**Task to carry out:** The data below is to be returned in full and exactly.

**Recorded data:**

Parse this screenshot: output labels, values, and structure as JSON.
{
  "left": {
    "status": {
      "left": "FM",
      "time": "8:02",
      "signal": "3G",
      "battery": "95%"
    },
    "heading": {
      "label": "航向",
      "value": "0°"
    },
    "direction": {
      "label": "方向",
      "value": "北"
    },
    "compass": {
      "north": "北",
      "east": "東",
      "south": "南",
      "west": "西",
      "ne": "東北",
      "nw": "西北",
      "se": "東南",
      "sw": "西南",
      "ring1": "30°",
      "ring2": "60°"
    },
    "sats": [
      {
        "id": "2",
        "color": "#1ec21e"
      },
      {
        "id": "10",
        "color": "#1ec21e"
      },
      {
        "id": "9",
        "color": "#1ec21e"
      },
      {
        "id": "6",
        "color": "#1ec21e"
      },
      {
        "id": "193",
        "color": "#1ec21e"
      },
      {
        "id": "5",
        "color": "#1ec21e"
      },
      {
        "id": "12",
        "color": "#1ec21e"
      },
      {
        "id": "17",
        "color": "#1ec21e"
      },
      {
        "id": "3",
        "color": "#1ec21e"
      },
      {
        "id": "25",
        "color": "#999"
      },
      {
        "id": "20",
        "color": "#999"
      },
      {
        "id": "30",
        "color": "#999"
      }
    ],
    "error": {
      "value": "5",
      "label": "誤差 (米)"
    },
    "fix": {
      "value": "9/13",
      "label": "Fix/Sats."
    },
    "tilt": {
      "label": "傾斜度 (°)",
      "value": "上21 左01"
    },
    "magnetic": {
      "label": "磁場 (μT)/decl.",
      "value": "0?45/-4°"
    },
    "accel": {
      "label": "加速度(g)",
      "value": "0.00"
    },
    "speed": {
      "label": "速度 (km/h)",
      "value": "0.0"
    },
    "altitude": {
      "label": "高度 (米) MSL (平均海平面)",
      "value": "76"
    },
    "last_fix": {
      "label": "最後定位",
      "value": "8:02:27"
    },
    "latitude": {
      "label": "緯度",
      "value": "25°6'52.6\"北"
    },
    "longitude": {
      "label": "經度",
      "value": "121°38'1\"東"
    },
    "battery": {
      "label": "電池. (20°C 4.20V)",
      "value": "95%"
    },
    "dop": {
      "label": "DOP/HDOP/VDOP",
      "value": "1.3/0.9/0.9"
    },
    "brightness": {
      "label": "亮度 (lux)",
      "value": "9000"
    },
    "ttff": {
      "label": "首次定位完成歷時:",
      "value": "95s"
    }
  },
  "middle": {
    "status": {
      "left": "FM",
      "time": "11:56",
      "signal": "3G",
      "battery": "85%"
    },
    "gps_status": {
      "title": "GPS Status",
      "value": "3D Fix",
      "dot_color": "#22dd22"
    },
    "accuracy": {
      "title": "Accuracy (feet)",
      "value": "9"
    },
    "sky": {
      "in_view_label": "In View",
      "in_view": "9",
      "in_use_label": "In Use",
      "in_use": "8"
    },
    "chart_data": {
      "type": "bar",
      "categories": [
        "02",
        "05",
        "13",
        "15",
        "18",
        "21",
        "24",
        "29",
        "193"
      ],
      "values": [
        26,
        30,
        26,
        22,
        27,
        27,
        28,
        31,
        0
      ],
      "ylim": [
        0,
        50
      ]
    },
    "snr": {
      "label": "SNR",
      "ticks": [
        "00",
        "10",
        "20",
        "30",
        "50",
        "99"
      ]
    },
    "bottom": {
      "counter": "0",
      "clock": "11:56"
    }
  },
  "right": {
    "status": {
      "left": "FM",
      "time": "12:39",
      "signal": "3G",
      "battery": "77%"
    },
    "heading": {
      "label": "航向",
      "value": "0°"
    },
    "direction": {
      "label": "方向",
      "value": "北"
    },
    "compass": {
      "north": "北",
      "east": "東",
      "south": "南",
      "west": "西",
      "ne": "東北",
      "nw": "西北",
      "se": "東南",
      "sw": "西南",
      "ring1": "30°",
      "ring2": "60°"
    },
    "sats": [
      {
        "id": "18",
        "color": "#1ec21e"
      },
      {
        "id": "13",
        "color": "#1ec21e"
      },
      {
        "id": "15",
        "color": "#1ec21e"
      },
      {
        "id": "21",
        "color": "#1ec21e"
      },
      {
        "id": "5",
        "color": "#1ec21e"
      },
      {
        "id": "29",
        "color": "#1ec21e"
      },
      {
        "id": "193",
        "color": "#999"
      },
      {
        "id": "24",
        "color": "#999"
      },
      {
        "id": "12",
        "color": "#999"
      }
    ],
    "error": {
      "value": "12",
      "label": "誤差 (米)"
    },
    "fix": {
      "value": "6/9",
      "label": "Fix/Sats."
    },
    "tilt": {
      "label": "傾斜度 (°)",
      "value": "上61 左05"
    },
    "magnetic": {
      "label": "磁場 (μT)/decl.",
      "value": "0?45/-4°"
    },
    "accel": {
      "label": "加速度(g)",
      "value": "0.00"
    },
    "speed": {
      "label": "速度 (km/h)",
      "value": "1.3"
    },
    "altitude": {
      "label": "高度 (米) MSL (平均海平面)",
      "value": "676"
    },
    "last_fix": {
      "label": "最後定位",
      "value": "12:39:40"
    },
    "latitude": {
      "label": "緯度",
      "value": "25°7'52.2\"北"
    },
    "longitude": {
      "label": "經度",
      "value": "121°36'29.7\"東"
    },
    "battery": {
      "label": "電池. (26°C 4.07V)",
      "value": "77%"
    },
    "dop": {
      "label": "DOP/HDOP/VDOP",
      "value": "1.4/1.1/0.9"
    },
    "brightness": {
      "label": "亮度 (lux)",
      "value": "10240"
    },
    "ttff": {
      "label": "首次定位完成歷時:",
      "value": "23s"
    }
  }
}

**Result below:**
Parse this screenshot: output labels, values, and structure as JSON.
{
  "left": {
    "status": {
      "left": "FM",
      "time": "8:02",
      "signal": "3G",
      "battery": "95%"
    },
    "heading": {
      "label": "航向",
      "value": "0°"
    },
    "direction": {
      "label": "方向",
      "value": "北"
    },
    "compass": {
      "north": "北",
      "east": "東",
      "south": "南",
      "west": "西",
      "ne": "東北",
      "nw": "西北",
      "se": "東南",
      "sw": "西南",
      "ring1": "30°",
      "ring2": "60°"
    },
    "sats": [
      {
        "id": "2",
        "color": "#1ec21e"
      },
      {
        "id": "10",
        "color": "#1ec21e"
      },
      {
        "id": "9",
        "color": "#1ec21e"
      },
      {
        "id": "6",
        "color": "#1ec21e"
      },
      {
        "id": "193",
        "color": "#1ec21e"
      },
      {
        "id": "5",
        "color": "#1ec21e"
      },
      {
        "id": "12",
        "color": "#1ec21e"
      },
      {
        "id": "17",
        "color": "#1ec21e"
      },
      {
        "id": "3",
        "color": "#1ec21e"
      },
      {
        "id": "25",
        "color": "#999"
      },
      {
        "id": "20",
        "color": "#999"
      },
      {
        "id": "30",
        "color": "#999"
      }
    ],
    "error": {
      "value": "5",
      "label": "誤差 (米)"
    },
    "fix": {
      "value": "9/13",
      "label": "Fix/Sats."
    },
    "tilt": {
      "label": "傾斜度 (°)",
      "value": "上21 左01"
    },
    "magnetic": {
      "label": "磁場 (μT)/decl.",
      "value": "0?45/-4°"
    },
    "accel": {
      "label": "加速度(g)",
      "value": "0.00"
    },
    "speed": {
      "label": "速度 (km/h)",
      "value": "0.0"
    },
    "altitude": {
      "label": "高度 (米) MSL (平均海平面)",
      "value": "76"
    },
    "last_fix": {
      "label": "最後定位",
      "value": "8:02:27"
    },
    "latitude": {
      "label": "緯度",
      "value": "25°6'52.6\"北"
    },
    "longitude": {
      "label": "經度",
      "value": "121°38'1\"東"
    },
    "battery": {
      "label": "電池. (20°C 4.20V)",
      "value": "95%"
    },
    "dop": {
      "label": "DOP/HDOP/VDOP",
      "value": "1.3/0.9/0.9"
    },
    "brightness": {
      "label": "亮度 (lux)",
      "value": "9000"
    },
    "ttff": {
      "label": "首次定位完成歷時:",
      "value": "95s"
    }
  },
  "middle": {
    "status": {
      "left": "FM",
      "time": "11:56",
      "signal": "3G",
      "battery": "85%"
    },
    "gps_status": {
      "title": "GPS Status",
      "value": "3D Fix",
      "dot_color": "#22dd22"
    },
    "accuracy": {
      "title": "Accuracy (feet)",
      "value": "9"
    },
    "sky": {
      "in_view_label": "In View",
      "in_view": "9",
      "in_use_label": "In Use",
      "in_use": "8"
    },
    "chart_data": {
      "type": "bar",
      "categories": [
        "02",
        "05",
        "13",
        "15",
        "18",
        "21",
        "24",
        "29",
        "193"
      ],
      "values": [
        26,
        30,
        26,
        22,
        27,
        27,
        28,
        31,
        0
      ],
      "ylim": [
        0,
        50
      ]
    },
    "snr": {
      "label": "SNR",
      "ticks": [
        "00",
        "10",
        "20",
        "30",
        "50",
        "99"
      ]
    },
    "bottom": {
      "counter": "0",
      "clock": "11:56"
    }
  },
  "right": {
    "status": {
      "left": "FM",
      "time": "12:39",
      "signal": "3G",
      "battery": "77%"
    },
    "heading": {
      "label": "航向",
      "value": "0°"
    },
    "direction": {
      "label": "方向",
      "value": "北"
    },
    "compass": {
      "north": "北",
      "east": "東",
      "south": "南",
      "west": "西",
      "ne": "東北",
      "nw": "西北",
      "se": "東南",
      "sw": "西南",
      "ring1": "30°",
      "ring2": "60°"
    },
    "sats": [
      {
        "id": "18",
        "color": "#1ec21e"
      },
      {
        "id": "13",
        "color": "#1ec21e"
      },
      {
        "id": "15",
        "color": "#1ec21e"
      },
      {
        "id": "21",
        "color": "#1ec21e"
      },
      {
        "id": "5",
        "color": "#1ec21e"
      },
      {
        "id": "29",
        "color": "#1ec21e"
      },
      {
        "id": "193",
        "color": "#999"
      },
      {
        "id": "24",
        "color": "#999"
      },
      {
        "id": "12",
        "color": "#999"
      }
    ],
    "error": {
      "value": "12",
      "label": "誤差 (米)"
    },
    "fix": {
      "value": "6/9",
      "label": "Fix/Sats."
    },
    "tilt": {
      "label": "傾斜度 (°)",
      "value": "上61 左05"
    },
    "magnetic": {
      "label": "磁場 (μT)/decl.",
      "value": "0?45/-4°"
    },
    "accel": {
      "label": "加速度(g)",
      "value": "0.00"
    },
    "speed": {
      "label": "速度 (km/h)",
      "value": "1.3"
    },
    "altitude": {
      "label": "高度 (米) MSL (平均海平面)",
      "value": "676"
    },
    "last_fix": {
      "label": "最後定位",
      "value": "12:39:40"
    },
    "latitude": {
      "label": "緯度",
      "value": "25°7'52.2\"北"
    },
    "longitude": {
      "label": "經度",
      "value": "121°36'29.7\"東"
    },
    "battery": {
      "label": "電池. (26°C 4.07V)",
      "value": "77%"
    },
    "dop": {
      "label": "DOP/HDOP/VDOP",
      "value": "1.4/1.1/0.9"
    },
    "brightness": {
      "label": "亮度 (lux)",
      "value": "10240"
    },
    "ttff": {
      "label": "首次定位完成歷時:",
      "value": "23s"
    }
  }
}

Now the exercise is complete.